** BEGIN Record excerpts **

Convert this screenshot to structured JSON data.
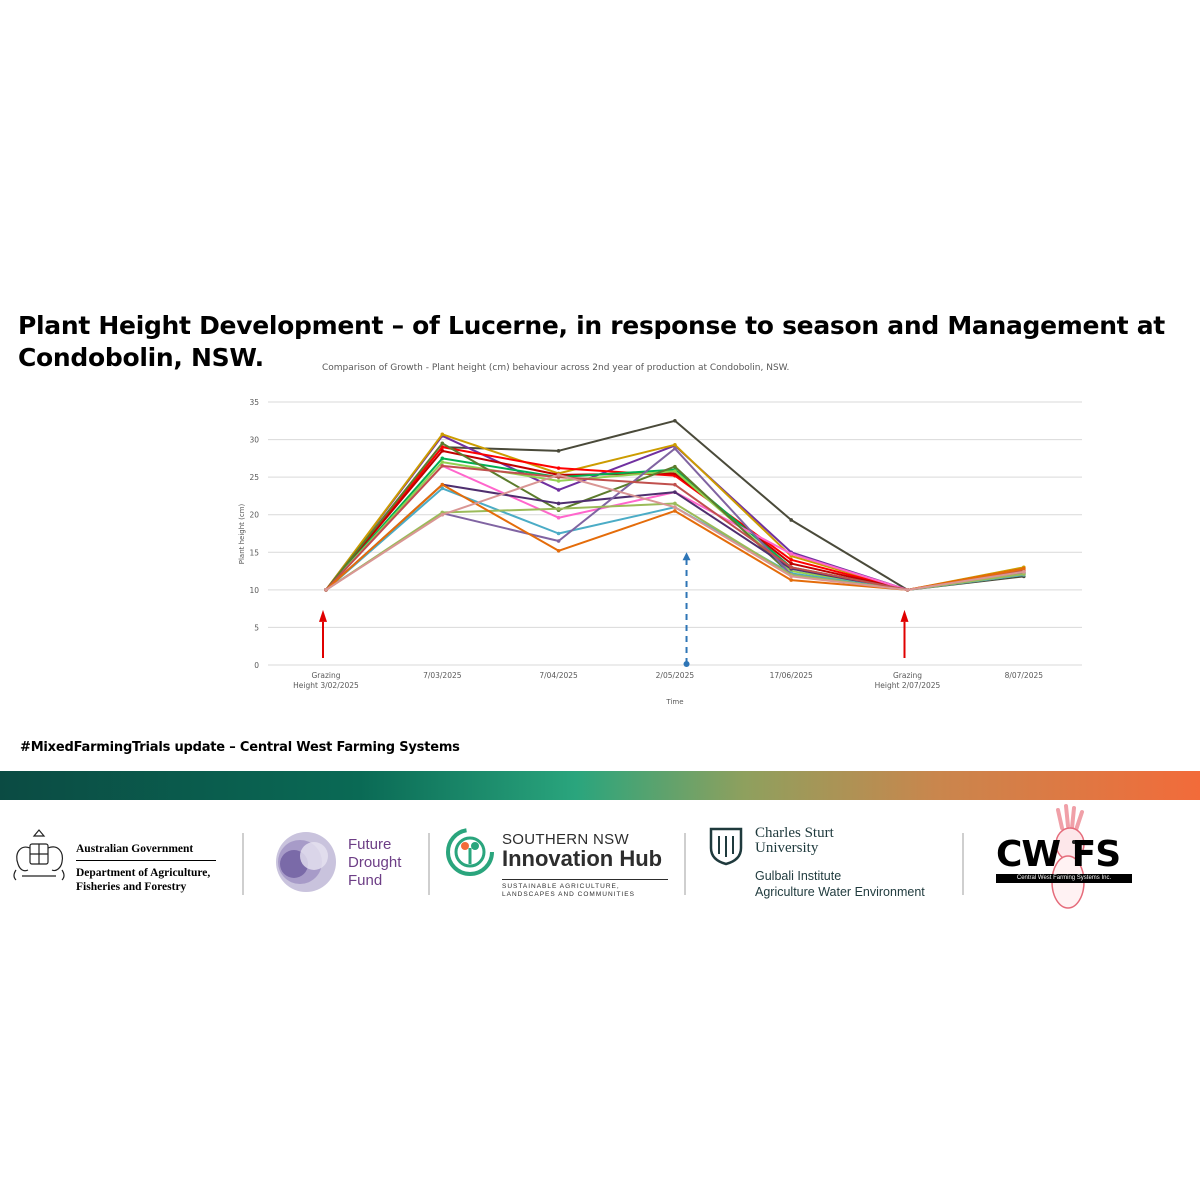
{
  "title": "Plant Height Development – of Lucerne, in response to season and Management at Condobolin, NSW.",
  "hashtag": "#MixedFarmingTrials update – Central West Farming Systems",
  "chart_data": {
    "type": "line",
    "title": "Comparison of Growth - Plant height (cm) behaviour across 2nd year of production at Condobolin, NSW.",
    "xlabel": "Time",
    "ylabel": "Plant height (cm)",
    "ylim": [
      0,
      35
    ],
    "yticks": [
      0,
      5,
      10,
      15,
      20,
      25,
      30,
      35
    ],
    "categories": [
      [
        "Grazing",
        "Height 3/02/2025"
      ],
      [
        "7/03/2025"
      ],
      [
        "7/04/2025"
      ],
      [
        "2/05/2025"
      ],
      [
        "17/06/2025"
      ],
      [
        "Grazing",
        "Height 2/07/2025"
      ],
      [
        "8/07/2025"
      ]
    ],
    "series": [
      {
        "color": "#4a4a3a",
        "values": [
          10,
          29.0,
          28.5,
          32.5,
          19.3,
          10,
          11.8
        ]
      },
      {
        "color": "#7030a0",
        "values": [
          10,
          30.5,
          23.3,
          29.2,
          15.0,
          10,
          12.3
        ]
      },
      {
        "color": "#cc9c00",
        "values": [
          10,
          30.7,
          25.5,
          29.3,
          14.5,
          10,
          13.0
        ]
      },
      {
        "color": "#ff0000",
        "values": [
          10,
          29.0,
          26.2,
          25.2,
          14.0,
          10,
          12.8
        ]
      },
      {
        "color": "#c00000",
        "values": [
          10,
          28.5,
          25.3,
          25.5,
          13.5,
          10,
          12.5
        ]
      },
      {
        "color": "#00b050",
        "values": [
          10,
          27.5,
          25.0,
          26.0,
          13.0,
          10,
          12.2
        ]
      },
      {
        "color": "#92d050",
        "values": [
          10,
          27.0,
          24.5,
          25.8,
          12.5,
          10,
          12.0
        ]
      },
      {
        "color": "#ff66cc",
        "values": [
          10,
          26.5,
          19.6,
          23.0,
          14.8,
          10,
          12.4
        ]
      },
      {
        "color": "#5c7c2c",
        "values": [
          10,
          29.5,
          20.6,
          26.4,
          12.0,
          10,
          12.1
        ]
      },
      {
        "color": "#4f2f6f",
        "values": [
          10,
          24.0,
          21.5,
          23.0,
          12.8,
          10,
          12.3
        ]
      },
      {
        "color": "#4bacc6",
        "values": [
          10,
          23.5,
          17.5,
          21.0,
          12.2,
          10,
          12.0
        ]
      },
      {
        "color": "#8064a2",
        "values": [
          10,
          20.2,
          16.5,
          28.8,
          12.0,
          10,
          12.2
        ]
      },
      {
        "color": "#9bbb59",
        "values": [
          10,
          20.3,
          20.8,
          21.5,
          12.0,
          10,
          12.1
        ]
      },
      {
        "color": "#c0504d",
        "values": [
          10,
          26.5,
          25.0,
          24.0,
          13.0,
          10,
          12.6
        ]
      },
      {
        "color": "#e46c0a",
        "values": [
          10,
          24.0,
          15.2,
          20.5,
          11.3,
          10,
          12.8
        ]
      },
      {
        "color": "#d99694",
        "values": [
          10,
          20.0,
          25.3,
          21.0,
          11.8,
          10,
          12.4
        ]
      }
    ],
    "annotations": [
      {
        "kind": "solid-arrow",
        "color": "#e00000",
        "x_index": 0,
        "meaning": "grazing"
      },
      {
        "kind": "dashed-arrow",
        "color": "#2e75b6",
        "x_index": 3.1,
        "meaning": "management event"
      },
      {
        "kind": "solid-arrow",
        "color": "#e00000",
        "x_index": 5,
        "meaning": "grazing"
      }
    ]
  },
  "logos": {
    "gov": {
      "line1": "Australian Government",
      "line2": "Department of Agriculture,",
      "line3": "Fisheries and Forestry"
    },
    "fdf": {
      "line1": "Future",
      "line2": "Drought",
      "line3": "Fund"
    },
    "hub": {
      "small": "SOUTHERN NSW",
      "big": "Innovation Hub",
      "tag1": "SUSTAINABLE AGRICULTURE,",
      "tag2": "LANDSCAPES AND COMMUNITIES"
    },
    "csu": {
      "line1": "Charles Sturt",
      "line2": "University",
      "inst": "Gulbali Institute",
      "sub": "Agriculture Water Environment"
    },
    "cwfs": {
      "letters": "CW FS",
      "sub": "Central West Farming Systems Inc."
    },
    "colors": {
      "fdf_purple": "#6d3e86",
      "hub_green": "#2aa57d",
      "hub_orange": "#f26b3a",
      "csu_teal": "#1f3a3d"
    }
  }
}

** END Record excerpts **

**Task statement**: Extract all lines from the data in which "Plant" is found.

**Task result**:
  "title": "Plant Height Development – of Lucerne, in response to season and Management at Condobolin, NSW.",
    "title": "Comparison of Growth - Plant height (cm) behaviour across 2nd year of production at Condobolin, NSW.",
    "ylabel": "Plant height (cm)",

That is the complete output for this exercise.